§ Records excerpted from a collection
[START]
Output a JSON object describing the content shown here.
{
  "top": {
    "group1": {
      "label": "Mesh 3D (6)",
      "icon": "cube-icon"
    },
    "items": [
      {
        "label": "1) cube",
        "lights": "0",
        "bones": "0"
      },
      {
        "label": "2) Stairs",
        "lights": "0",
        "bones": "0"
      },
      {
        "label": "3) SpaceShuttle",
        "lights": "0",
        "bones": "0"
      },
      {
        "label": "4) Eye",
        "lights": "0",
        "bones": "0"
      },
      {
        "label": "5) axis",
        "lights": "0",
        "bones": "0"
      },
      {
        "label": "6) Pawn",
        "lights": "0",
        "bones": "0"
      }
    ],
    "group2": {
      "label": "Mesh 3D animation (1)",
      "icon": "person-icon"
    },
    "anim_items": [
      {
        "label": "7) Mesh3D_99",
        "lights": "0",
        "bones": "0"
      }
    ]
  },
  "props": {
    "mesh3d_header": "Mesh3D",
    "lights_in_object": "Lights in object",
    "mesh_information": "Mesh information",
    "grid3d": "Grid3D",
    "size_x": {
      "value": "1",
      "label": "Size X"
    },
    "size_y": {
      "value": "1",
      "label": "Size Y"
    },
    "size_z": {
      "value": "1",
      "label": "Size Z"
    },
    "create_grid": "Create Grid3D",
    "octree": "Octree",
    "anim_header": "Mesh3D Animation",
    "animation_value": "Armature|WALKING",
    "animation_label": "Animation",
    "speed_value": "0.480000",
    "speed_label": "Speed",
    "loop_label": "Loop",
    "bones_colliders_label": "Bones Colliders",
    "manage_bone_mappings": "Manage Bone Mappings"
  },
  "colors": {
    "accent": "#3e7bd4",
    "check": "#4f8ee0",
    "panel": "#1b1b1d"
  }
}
[END]
[START]
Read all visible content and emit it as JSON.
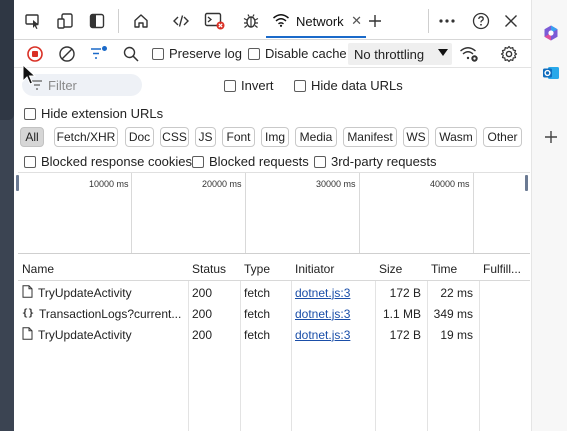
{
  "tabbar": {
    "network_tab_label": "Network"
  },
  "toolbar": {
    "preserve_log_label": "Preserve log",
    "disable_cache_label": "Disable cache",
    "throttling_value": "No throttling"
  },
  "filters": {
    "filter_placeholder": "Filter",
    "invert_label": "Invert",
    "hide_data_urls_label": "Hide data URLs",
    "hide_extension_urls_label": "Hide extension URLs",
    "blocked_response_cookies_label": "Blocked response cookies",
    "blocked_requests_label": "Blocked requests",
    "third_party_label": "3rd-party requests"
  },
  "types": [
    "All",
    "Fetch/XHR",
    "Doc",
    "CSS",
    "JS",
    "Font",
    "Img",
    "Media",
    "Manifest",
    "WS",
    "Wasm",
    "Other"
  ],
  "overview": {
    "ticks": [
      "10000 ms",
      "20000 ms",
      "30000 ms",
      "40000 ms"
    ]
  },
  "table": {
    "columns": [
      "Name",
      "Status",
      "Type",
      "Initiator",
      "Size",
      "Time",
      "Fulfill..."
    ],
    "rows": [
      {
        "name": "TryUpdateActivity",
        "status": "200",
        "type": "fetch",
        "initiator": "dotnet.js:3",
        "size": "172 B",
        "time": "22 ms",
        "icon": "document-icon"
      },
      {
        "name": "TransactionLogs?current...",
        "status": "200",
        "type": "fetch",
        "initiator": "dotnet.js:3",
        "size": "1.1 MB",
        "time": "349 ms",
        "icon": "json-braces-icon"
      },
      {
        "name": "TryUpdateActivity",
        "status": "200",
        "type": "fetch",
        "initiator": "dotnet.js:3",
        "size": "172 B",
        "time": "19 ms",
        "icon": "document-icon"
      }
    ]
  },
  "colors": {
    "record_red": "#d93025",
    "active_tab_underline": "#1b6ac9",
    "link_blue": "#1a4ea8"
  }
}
[END]
[START]
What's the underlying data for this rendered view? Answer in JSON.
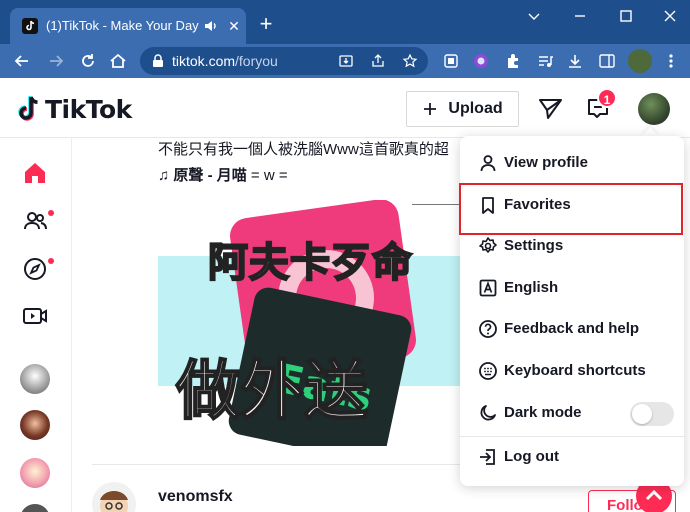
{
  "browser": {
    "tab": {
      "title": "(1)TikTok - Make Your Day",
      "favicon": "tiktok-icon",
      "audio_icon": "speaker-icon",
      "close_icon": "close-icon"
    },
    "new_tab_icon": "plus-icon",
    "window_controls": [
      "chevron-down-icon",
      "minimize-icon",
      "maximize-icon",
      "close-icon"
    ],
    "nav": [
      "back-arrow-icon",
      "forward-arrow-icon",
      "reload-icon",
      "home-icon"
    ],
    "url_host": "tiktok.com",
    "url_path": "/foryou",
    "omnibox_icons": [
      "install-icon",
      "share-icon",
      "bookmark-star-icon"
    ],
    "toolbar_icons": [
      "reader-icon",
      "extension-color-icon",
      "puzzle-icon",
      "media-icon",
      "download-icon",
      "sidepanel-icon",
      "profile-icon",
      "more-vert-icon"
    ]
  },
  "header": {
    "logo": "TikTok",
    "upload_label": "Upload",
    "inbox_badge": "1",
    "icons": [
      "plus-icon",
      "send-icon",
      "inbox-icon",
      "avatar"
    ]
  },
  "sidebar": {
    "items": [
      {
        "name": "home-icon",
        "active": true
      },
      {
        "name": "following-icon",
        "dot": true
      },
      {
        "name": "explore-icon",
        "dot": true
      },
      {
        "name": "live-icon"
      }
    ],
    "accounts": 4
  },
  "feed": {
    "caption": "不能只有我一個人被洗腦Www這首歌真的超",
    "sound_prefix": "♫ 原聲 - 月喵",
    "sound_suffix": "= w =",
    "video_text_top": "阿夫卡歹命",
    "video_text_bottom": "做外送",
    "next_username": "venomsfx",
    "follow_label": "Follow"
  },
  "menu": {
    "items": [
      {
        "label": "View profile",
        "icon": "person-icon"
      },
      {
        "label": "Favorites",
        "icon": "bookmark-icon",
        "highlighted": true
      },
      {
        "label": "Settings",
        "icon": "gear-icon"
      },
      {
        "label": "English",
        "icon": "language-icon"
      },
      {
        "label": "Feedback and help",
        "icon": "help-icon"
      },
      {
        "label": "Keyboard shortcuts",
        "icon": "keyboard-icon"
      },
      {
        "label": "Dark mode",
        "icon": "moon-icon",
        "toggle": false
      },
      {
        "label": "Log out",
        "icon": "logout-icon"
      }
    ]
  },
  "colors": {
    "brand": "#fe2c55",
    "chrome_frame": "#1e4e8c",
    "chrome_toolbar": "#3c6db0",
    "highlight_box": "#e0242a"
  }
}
[END]
§ Task prompt
Reply with nothing except the number of lines in the listing above that include the string "help".

§ Result
2